(Stored entries)

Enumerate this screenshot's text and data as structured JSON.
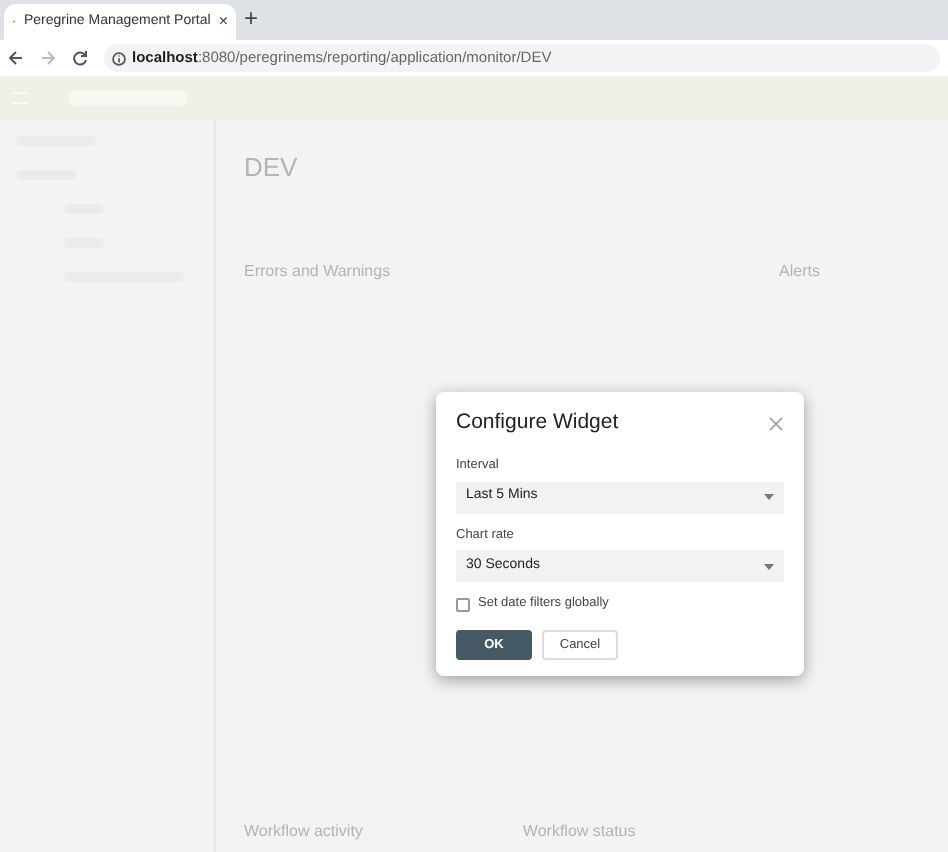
{
  "browser": {
    "tab_title": "Peregrine Management Portal",
    "new_tab": "+",
    "close_tab": "×",
    "url_host": "localhost",
    "url_path": ":8080/peregrinems/reporting/application/monitor/DEV"
  },
  "page": {
    "heading": "DEV",
    "cards": [
      {
        "title": "Errors and Warnings"
      },
      {
        "title": "Alerts"
      }
    ],
    "bottom_cards": [
      {
        "title": "Workflow activity"
      },
      {
        "title": "Workflow status"
      }
    ]
  },
  "dialog": {
    "title": "Configure Widget",
    "fields": [
      {
        "label": "Interval",
        "value": "Last 5 Mins"
      },
      {
        "label": "Chart rate",
        "value": "30 Seconds"
      }
    ],
    "checkbox": {
      "label": "Set date filters globally",
      "checked": false
    },
    "buttons": [
      {
        "label": "OK",
        "kind": "primary"
      },
      {
        "label": "Cancel",
        "kind": "secondary"
      }
    ]
  }
}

## [Task objective]
Without the pictures, restate each entry exactly.

## [The solution]
Enumerate this screenshot's text and data as structured JSON.
{
  "browser": {
    "tab_title": "Peregrine Management Portal",
    "new_tab": "+",
    "close_tab": "×",
    "url_host": "localhost",
    "url_path": ":8080/peregrinems/reporting/application/monitor/DEV"
  },
  "page": {
    "heading": "DEV",
    "cards": [
      {
        "title": "Errors and Warnings"
      },
      {
        "title": "Alerts"
      }
    ],
    "bottom_cards": [
      {
        "title": "Workflow activity"
      },
      {
        "title": "Workflow status"
      }
    ]
  },
  "dialog": {
    "title": "Configure Widget",
    "fields": [
      {
        "label": "Interval",
        "value": "Last 5 Mins"
      },
      {
        "label": "Chart rate",
        "value": "30 Seconds"
      }
    ],
    "checkbox": {
      "label": "Set date filters globally",
      "checked": false
    },
    "buttons": [
      {
        "label": "OK",
        "kind": "primary"
      },
      {
        "label": "Cancel",
        "kind": "secondary"
      }
    ]
  }
}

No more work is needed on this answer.